>> START Entries supplied
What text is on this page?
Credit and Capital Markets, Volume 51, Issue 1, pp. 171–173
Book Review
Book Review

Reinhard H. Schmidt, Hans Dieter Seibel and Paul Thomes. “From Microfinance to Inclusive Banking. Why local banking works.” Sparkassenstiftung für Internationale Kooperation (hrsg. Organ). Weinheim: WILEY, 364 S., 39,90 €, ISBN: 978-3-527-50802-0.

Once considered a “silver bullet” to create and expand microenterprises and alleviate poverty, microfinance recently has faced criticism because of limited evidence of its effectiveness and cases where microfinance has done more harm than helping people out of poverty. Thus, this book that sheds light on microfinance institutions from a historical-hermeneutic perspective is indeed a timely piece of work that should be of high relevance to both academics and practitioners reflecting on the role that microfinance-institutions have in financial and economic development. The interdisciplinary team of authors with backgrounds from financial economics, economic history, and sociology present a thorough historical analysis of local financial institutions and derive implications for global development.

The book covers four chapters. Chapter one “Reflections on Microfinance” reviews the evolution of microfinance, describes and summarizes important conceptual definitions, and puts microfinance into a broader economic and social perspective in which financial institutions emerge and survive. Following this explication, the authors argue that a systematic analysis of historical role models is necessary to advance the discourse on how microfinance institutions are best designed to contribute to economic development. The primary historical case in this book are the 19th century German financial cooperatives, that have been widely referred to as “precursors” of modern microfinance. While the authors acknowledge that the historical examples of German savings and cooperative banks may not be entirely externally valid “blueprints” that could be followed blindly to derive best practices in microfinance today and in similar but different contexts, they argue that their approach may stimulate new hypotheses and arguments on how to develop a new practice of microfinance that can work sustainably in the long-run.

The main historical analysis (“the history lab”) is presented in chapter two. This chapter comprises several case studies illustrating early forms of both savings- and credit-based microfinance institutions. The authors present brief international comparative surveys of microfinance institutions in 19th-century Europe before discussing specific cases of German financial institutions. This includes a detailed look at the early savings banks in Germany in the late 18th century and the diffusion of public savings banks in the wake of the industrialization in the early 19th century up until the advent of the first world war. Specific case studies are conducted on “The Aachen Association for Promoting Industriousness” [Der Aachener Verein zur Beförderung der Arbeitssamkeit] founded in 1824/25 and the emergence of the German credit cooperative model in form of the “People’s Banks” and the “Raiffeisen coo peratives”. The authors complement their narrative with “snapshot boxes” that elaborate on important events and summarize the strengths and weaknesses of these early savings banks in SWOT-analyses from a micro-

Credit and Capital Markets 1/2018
>> END Entries supplied
>> START Entries supplied
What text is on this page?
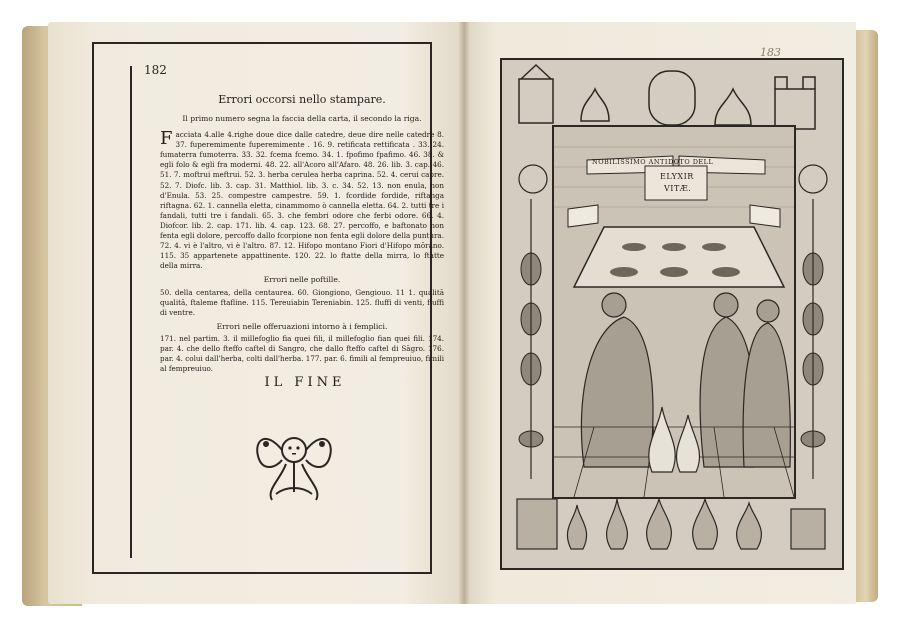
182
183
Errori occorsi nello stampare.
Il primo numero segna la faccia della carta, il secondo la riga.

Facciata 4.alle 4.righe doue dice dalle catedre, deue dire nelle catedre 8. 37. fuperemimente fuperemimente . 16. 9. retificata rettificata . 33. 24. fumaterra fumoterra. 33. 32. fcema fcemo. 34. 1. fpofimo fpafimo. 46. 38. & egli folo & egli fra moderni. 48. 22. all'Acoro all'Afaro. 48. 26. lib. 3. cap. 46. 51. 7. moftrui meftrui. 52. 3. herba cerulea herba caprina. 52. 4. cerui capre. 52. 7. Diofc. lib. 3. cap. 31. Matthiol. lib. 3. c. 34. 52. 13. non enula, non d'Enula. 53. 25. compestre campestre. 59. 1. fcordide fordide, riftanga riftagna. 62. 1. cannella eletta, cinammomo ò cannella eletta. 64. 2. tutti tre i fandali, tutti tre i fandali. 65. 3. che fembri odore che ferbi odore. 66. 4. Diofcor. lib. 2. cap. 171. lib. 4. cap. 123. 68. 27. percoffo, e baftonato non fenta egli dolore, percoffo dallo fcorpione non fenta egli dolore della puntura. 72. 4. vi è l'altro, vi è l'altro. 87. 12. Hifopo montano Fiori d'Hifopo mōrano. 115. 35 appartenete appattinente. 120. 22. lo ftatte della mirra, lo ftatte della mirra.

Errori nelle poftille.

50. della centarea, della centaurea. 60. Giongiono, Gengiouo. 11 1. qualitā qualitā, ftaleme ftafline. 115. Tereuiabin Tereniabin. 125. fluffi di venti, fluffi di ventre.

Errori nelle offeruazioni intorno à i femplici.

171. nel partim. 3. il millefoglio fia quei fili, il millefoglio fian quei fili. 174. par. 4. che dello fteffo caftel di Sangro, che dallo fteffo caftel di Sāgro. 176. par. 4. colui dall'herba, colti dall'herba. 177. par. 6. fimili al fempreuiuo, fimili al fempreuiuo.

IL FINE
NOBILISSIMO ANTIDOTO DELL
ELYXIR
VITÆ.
>> END Entries supplied
What you will do:
Identify each line containing the string "Errori" and copy it out.

Complete answer:
Errori occorsi nello stampare.
Errori nelle poftille.
Errori nelle offeruazioni intorno à i femplici.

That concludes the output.